◆ WRITTEN EXERCISE: Print each line of the listing once more, precisely as given.

+ + +

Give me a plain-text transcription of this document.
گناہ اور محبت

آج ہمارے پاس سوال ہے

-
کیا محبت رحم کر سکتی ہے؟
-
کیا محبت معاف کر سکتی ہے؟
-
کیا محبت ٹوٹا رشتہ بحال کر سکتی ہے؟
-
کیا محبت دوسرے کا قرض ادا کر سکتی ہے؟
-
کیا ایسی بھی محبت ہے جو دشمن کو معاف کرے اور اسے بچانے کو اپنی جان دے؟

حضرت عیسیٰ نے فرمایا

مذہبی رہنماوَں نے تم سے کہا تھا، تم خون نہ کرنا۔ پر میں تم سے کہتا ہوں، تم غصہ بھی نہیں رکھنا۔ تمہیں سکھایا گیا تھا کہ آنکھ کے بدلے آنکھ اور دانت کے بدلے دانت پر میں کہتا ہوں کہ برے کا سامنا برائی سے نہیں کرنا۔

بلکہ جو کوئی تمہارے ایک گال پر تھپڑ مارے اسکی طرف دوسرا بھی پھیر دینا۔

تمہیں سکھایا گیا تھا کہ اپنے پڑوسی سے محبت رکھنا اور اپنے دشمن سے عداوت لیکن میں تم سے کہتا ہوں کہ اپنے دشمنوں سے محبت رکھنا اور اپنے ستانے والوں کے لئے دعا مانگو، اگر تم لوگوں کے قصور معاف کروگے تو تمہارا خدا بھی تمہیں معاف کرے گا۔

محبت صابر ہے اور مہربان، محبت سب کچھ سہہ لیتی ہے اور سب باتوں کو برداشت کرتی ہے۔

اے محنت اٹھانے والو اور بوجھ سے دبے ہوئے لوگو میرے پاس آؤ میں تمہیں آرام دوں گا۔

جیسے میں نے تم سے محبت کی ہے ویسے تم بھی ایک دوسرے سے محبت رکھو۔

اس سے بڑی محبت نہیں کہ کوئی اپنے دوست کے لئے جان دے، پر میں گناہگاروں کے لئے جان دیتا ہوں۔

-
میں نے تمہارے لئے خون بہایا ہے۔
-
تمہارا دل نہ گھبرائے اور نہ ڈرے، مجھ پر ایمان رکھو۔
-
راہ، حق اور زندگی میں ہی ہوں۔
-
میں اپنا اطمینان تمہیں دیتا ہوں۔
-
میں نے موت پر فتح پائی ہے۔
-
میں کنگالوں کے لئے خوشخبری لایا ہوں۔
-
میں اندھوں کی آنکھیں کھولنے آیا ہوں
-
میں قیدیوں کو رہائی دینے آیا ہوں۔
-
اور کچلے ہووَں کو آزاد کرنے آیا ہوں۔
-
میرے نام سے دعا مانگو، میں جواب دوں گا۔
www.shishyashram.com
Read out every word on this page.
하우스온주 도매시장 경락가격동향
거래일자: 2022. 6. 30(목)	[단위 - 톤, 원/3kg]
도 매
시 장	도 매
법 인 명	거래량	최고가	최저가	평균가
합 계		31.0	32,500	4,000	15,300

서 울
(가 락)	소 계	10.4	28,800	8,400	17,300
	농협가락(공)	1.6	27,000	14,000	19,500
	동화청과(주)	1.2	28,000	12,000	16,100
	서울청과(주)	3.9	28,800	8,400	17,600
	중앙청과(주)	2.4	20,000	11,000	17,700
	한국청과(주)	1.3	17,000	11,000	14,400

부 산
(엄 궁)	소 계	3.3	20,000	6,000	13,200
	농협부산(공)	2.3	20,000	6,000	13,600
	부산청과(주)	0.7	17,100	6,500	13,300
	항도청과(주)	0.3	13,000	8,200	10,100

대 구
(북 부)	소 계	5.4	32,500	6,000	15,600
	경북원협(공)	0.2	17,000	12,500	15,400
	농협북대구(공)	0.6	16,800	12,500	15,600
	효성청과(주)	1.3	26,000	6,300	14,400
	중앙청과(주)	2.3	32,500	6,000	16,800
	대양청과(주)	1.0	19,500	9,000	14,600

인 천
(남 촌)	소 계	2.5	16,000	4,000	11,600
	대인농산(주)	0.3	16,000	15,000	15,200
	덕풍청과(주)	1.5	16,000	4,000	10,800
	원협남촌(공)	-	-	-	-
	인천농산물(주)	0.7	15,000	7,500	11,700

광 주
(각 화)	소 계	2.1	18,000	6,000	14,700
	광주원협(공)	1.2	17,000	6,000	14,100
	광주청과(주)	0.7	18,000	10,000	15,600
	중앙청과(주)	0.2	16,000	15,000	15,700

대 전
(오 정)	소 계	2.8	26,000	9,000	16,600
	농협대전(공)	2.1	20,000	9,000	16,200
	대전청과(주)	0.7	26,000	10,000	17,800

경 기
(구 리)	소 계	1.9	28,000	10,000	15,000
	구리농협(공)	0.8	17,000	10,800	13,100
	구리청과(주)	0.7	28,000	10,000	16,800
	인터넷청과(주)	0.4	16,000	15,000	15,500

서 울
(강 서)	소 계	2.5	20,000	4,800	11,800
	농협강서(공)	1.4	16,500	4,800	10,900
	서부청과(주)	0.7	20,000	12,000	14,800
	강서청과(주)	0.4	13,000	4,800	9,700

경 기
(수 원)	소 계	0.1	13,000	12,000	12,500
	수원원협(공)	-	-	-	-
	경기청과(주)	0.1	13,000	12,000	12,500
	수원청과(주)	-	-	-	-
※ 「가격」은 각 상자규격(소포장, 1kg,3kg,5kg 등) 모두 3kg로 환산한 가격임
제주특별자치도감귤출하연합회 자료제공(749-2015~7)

+ + +

◆ FINAL ANSWER:
Give me a plain-text transcription of this document.
گناہ اور محبت

آج ہمارے پاس سوال ہے

-
کیا محبت رحم کر سکتی ہے؟
-
کیا محبت معاف کر سکتی ہے؟
-
کیا محبت ٹوٹا رشتہ بحال کر سکتی ہے؟
-
کیا محبت دوسرے کا قرض ادا کر سکتی ہے؟
-
کیا ایسی بھی محبت ہے جو دشمن کو معاف کرے اور اسے بچانے کو اپنی جان دے؟

حضرت عیسیٰ نے فرمایا

مذہبی رہنماوَں نے تم سے کہا تھا، تم خون نہ کرنا۔ پر میں تم سے کہتا ہوں، تم غصہ بھی نہیں رکھنا۔ تمہیں سکھایا گیا تھا کہ آنکھ کے بدلے آنکھ اور دانت کے بدلے دانت پر میں کہتا ہوں کہ برے کا سامنا برائی سے نہیں کرنا۔

بلکہ جو کوئی تمہارے ایک گال پر تھپڑ مارے اسکی طرف دوسرا بھی پھیر دینا۔

تمہیں سکھایا گیا تھا کہ اپنے پڑوسی سے محبت رکھنا اور اپنے دشمن سے عداوت لیکن میں تم سے کہتا ہوں کہ اپنے دشمنوں سے محبت رکھنا اور اپنے ستانے والوں کے لئے دعا مانگو، اگر تم لوگوں کے قصور معاف کروگے تو تمہارا خدا بھی تمہیں معاف کرے گا۔

محبت صابر ہے اور مہربان، محبت سب کچھ سہہ لیتی ہے اور سب باتوں کو برداشت کرتی ہے۔

اے محنت اٹھانے والو اور بوجھ سے دبے ہوئے لوگو میرے پاس آؤ میں تمہیں آرام دوں گا۔

جیسے میں نے تم سے محبت کی ہے ویسے تم بھی ایک دوسرے سے محبت رکھو۔

اس سے بڑی محبت نہیں کہ کوئی اپنے دوست کے لئے جان دے، پر میں گناہگاروں کے لئے جان دیتا ہوں۔

-
میں نے تمہارے لئے خون بہایا ہے۔
-
تمہارا دل نہ گھبرائے اور نہ ڈرے، مجھ پر ایمان رکھو۔
-
راہ، حق اور زندگی میں ہی ہوں۔
-
میں اپنا اطمینان تمہیں دیتا ہوں۔
-
میں نے موت پر فتح پائی ہے۔
-
میں کنگالوں کے لئے خوشخبری لایا ہوں۔
-
میں اندھوں کی آنکھیں کھولنے آیا ہوں
-
میں قیدیوں کو رہائی دینے آیا ہوں۔
-
اور کچلے ہووَں کو آزاد کرنے آیا ہوں۔
-
میرے نام سے دعا مانگو، میں جواب دوں گا۔
www.shishyashram.com
Read out every word on this page.
하우스온주 도매시장 경락가격동향
거래일자: 2022. 6. 30(목)	[단위 - 톤, 원/3kg]
도 매
시 장	도 매
법 인 명	거래량	최고가	최저가	평균가
합 계		31.0	32,500	4,000	15,300

서 울
(가 락)	소 계	10.4	28,800	8,400	17,300
	농협가락(공)	1.6	27,000	14,000	19,500
	동화청과(주)	1.2	28,000	12,000	16,100
	서울청과(주)	3.9	28,800	8,400	17,600
	중앙청과(주)	2.4	20,000	11,000	17,700
	한국청과(주)	1.3	17,000	11,000	14,400

부 산
(엄 궁)	소 계	3.3	20,000	6,000	13,200
	농협부산(공)	2.3	20,000	6,000	13,600
	부산청과(주)	0.7	17,100	6,500	13,300
	항도청과(주)	0.3	13,000	8,200	10,100

대 구
(북 부)	소 계	5.4	32,500	6,000	15,600
	경북원협(공)	0.2	17,000	12,500	15,400
	농협북대구(공)	0.6	16,800	12,500	15,600
	효성청과(주)	1.3	26,000	6,300	14,400
	중앙청과(주)	2.3	32,500	6,000	16,800
	대양청과(주)	1.0	19,500	9,000	14,600

인 천
(남 촌)	소 계	2.5	16,000	4,000	11,600
	대인농산(주)	0.3	16,000	15,000	15,200
	덕풍청과(주)	1.5	16,000	4,000	10,800
	원협남촌(공)	-	-	-	-
	인천농산물(주)	0.7	15,000	7,500	11,700

광 주
(각 화)	소 계	2.1	18,000	6,000	14,700
	광주원협(공)	1.2	17,000	6,000	14,100
	광주청과(주)	0.7	18,000	10,000	15,600
	중앙청과(주)	0.2	16,000	15,000	15,700

대 전
(오 정)	소 계	2.8	26,000	9,000	16,600
	농협대전(공)	2.1	20,000	9,000	16,200
	대전청과(주)	0.7	26,000	10,000	17,800

경 기
(구 리)	소 계	1.9	28,000	10,000	15,000
	구리농협(공)	0.8	17,000	10,800	13,100
	구리청과(주)	0.7	28,000	10,000	16,800
	인터넷청과(주)	0.4	16,000	15,000	15,500

서 울
(강 서)	소 계	2.5	20,000	4,800	11,800
	농협강서(공)	1.4	16,500	4,800	10,900
	서부청과(주)	0.7	20,000	12,000	14,800
	강서청과(주)	0.4	13,000	4,800	9,700

경 기
(수 원)	소 계	0.1	13,000	12,000	12,500
	수원원협(공)	-	-	-	-
	경기청과(주)	0.1	13,000	12,000	12,500
	수원청과(주)	-	-	-	-
※ 「가격」은 각 상자규격(소포장, 1kg,3kg,5kg 등) 모두 3kg로 환산한 가격임
제주특별자치도감귤출하연합회 자료제공(749-2015~7)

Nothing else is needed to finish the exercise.